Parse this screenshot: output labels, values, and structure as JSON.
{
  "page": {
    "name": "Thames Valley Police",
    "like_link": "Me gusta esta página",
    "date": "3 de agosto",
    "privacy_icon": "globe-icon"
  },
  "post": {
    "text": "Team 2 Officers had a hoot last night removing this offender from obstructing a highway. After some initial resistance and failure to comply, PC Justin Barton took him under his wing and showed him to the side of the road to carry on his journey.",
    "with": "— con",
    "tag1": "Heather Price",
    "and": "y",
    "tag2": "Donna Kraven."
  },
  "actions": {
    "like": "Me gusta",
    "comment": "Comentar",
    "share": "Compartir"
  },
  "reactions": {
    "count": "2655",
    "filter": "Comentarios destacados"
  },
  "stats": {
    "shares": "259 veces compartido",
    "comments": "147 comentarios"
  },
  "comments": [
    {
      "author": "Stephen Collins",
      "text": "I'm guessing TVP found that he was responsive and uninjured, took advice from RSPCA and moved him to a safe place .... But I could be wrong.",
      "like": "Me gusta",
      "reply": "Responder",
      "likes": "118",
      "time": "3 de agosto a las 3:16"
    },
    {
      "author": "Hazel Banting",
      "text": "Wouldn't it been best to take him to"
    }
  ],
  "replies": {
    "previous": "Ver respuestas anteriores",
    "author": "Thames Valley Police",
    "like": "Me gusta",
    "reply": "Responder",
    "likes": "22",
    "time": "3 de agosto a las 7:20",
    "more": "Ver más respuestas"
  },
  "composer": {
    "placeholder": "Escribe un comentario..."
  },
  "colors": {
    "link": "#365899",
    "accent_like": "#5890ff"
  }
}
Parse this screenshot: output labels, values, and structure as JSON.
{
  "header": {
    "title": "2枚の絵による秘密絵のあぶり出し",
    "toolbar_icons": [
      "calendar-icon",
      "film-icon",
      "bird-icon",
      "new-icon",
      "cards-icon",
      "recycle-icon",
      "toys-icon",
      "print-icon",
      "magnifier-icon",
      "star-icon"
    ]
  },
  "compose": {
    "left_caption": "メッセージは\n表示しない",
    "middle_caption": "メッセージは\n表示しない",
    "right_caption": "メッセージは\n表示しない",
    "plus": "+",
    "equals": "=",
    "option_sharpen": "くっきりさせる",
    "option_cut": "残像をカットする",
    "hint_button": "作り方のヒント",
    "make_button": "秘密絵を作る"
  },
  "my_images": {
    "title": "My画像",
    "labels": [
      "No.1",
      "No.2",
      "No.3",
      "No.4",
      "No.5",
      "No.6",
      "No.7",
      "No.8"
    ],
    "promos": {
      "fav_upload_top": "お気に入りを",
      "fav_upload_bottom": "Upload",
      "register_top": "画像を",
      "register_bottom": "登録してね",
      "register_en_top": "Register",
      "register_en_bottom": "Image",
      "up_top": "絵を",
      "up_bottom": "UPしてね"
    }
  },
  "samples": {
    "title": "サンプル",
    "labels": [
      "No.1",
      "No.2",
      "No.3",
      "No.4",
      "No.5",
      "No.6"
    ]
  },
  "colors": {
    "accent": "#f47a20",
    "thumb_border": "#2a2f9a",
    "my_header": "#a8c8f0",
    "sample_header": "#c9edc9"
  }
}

_ _ _ _ _

* [WORK REQUIRED]
Of the lines in this data, how many contain "Valley"? Reply with only the number.

* [COMPLETE OUTPUT]
2